■ Dataset items ■
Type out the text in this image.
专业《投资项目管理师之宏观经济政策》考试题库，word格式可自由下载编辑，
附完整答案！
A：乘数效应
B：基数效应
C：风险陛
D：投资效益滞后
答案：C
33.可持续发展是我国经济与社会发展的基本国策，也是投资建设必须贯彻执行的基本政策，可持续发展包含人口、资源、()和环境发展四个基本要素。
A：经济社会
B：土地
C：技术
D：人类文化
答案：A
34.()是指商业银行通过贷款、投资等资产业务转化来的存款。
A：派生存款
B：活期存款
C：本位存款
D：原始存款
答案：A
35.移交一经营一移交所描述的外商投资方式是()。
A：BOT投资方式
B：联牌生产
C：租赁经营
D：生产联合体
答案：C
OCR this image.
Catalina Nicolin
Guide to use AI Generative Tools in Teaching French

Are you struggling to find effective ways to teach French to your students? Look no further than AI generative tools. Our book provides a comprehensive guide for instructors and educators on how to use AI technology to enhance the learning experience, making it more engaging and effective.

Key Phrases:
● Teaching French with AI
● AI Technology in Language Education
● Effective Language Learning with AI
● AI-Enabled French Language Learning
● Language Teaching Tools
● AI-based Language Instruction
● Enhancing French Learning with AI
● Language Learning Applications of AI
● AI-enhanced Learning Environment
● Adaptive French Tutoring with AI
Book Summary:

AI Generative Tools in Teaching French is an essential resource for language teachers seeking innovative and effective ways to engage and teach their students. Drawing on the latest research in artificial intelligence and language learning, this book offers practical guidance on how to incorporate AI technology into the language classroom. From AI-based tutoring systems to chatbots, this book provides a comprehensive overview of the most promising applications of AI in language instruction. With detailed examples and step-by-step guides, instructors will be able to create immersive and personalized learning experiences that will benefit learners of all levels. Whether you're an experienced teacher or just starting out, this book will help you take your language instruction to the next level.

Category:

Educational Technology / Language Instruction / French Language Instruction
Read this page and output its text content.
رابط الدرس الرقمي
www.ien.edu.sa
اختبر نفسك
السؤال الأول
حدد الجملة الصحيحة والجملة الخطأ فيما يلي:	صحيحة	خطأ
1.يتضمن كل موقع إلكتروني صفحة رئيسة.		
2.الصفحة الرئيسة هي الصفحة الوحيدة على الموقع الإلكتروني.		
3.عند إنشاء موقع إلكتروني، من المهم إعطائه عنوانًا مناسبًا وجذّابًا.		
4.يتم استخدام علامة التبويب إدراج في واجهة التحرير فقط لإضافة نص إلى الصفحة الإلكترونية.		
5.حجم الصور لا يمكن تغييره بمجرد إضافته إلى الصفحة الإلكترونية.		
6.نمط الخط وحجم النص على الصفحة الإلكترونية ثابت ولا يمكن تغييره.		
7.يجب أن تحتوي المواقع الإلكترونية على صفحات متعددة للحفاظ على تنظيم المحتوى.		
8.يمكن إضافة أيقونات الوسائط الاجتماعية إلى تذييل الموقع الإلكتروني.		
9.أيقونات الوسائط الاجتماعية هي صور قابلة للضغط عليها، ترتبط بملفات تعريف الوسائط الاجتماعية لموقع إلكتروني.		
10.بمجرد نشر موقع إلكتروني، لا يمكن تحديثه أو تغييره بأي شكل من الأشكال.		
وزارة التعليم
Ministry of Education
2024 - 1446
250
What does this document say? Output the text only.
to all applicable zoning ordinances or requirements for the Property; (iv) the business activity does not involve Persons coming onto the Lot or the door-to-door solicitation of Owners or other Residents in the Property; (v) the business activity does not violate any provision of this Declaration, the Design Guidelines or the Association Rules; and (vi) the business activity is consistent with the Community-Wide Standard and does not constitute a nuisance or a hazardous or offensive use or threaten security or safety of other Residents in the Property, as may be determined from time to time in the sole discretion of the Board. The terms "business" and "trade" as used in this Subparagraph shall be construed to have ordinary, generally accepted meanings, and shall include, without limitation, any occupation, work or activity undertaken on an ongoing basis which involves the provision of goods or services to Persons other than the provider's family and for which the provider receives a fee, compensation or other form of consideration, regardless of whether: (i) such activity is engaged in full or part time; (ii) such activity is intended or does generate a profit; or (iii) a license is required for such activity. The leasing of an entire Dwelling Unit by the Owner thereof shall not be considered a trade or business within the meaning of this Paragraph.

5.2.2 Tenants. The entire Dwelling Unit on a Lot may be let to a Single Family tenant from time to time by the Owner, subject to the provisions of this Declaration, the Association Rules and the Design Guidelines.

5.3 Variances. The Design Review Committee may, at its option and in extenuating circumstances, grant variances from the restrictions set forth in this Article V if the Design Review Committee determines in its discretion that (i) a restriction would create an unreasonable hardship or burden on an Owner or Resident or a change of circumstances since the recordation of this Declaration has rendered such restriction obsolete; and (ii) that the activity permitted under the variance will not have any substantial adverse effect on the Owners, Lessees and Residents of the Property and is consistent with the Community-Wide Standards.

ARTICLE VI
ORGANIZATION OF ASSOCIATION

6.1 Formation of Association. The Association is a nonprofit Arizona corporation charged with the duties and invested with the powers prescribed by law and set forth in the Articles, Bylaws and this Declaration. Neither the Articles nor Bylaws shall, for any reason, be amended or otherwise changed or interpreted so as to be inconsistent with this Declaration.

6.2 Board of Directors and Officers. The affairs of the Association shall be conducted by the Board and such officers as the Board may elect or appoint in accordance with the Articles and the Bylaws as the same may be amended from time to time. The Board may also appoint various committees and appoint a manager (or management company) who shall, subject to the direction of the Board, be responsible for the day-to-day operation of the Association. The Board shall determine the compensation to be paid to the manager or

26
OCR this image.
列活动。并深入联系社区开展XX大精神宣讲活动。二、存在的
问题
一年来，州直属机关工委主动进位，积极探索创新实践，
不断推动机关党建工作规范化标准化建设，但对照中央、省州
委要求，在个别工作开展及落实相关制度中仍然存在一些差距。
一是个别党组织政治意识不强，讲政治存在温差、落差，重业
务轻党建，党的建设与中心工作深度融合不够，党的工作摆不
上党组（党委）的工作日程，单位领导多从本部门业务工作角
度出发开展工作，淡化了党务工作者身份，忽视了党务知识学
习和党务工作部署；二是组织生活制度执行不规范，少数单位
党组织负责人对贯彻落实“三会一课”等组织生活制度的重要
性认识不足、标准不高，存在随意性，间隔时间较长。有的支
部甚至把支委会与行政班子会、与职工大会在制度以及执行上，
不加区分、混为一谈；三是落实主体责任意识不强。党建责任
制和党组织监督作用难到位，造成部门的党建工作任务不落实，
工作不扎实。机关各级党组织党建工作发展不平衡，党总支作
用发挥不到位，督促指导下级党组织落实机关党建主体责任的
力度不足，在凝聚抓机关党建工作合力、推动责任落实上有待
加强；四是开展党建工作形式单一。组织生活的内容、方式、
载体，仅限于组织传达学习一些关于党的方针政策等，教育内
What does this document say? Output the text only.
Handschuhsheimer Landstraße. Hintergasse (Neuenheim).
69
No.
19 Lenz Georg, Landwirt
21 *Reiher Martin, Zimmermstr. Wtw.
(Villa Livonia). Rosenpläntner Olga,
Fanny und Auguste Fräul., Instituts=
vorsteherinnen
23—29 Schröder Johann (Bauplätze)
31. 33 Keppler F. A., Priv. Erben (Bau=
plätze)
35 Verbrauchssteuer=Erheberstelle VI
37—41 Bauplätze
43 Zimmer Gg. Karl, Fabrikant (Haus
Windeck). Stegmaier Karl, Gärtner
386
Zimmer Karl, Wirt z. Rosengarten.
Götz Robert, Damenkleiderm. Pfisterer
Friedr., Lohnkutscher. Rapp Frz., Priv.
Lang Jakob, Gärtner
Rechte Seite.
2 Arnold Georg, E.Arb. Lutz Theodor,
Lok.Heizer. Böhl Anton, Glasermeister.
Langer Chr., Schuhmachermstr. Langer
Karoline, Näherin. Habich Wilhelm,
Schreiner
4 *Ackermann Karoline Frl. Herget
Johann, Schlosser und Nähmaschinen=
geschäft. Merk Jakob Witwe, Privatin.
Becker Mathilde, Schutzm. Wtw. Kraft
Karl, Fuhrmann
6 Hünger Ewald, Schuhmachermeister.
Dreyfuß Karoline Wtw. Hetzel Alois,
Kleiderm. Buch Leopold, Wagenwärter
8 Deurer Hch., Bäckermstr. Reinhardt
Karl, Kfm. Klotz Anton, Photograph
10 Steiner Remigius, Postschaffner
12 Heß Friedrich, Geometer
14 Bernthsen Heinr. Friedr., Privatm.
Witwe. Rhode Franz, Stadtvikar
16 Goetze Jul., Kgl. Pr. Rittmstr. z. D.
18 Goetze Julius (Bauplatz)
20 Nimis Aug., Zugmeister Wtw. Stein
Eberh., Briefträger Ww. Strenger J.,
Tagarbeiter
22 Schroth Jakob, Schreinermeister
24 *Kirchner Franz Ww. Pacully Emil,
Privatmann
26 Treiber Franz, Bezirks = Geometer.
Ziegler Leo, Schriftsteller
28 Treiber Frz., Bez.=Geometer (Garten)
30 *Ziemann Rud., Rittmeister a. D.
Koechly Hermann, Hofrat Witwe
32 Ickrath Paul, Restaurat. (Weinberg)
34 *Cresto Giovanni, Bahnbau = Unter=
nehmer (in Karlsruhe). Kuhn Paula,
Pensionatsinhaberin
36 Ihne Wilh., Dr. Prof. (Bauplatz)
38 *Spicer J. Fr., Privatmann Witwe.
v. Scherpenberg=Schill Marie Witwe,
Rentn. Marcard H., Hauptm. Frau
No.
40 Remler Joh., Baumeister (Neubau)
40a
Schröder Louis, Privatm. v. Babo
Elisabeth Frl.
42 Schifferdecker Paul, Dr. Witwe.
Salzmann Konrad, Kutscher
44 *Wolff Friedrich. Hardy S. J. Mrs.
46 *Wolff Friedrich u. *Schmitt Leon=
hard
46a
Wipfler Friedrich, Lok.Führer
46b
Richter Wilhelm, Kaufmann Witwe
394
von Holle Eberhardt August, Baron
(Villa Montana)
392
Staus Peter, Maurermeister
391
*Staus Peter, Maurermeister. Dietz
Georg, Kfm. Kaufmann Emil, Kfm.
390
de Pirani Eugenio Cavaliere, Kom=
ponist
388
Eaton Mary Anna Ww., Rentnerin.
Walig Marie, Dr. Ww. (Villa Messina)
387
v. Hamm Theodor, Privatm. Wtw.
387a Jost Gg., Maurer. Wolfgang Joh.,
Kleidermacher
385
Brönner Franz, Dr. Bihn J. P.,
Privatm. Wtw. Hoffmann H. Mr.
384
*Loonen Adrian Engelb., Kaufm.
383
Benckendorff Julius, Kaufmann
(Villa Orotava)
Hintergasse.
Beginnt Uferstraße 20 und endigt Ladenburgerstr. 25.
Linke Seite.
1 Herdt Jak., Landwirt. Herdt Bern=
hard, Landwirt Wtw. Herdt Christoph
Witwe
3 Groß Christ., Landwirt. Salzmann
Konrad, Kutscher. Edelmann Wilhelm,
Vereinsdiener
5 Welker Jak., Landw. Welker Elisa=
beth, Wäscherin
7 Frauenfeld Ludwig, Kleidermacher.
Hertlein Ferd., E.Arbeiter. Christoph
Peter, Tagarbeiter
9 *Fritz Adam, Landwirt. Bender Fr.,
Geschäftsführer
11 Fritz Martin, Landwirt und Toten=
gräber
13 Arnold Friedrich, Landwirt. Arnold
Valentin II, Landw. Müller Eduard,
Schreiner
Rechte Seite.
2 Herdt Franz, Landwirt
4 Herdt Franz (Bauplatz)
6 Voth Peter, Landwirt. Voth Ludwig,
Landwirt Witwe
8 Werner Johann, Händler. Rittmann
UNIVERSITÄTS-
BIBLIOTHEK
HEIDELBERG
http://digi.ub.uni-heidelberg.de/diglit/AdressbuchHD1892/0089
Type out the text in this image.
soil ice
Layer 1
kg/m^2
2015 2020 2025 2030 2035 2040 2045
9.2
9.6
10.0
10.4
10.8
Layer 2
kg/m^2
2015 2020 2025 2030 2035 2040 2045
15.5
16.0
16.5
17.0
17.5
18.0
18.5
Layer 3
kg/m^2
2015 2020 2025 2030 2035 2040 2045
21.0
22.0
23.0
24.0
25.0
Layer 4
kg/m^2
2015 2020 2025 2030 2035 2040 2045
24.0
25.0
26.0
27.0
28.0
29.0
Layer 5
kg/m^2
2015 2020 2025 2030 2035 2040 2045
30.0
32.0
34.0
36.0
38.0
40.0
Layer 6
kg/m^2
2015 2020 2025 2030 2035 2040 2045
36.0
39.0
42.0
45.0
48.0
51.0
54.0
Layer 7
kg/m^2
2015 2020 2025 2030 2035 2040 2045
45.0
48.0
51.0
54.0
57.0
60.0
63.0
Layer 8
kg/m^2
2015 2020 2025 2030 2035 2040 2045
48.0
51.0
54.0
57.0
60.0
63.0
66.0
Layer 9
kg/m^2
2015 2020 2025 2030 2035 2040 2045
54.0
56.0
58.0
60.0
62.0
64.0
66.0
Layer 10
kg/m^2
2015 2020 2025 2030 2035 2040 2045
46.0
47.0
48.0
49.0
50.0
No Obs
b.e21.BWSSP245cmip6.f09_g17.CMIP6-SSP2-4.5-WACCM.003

■ Set exercise ■
Locate each line with the word "Bauplätze" and copy it.

■ Response to this task ■
23—29 Schröder Johann (Bauplätze)
37—41 Bauplätze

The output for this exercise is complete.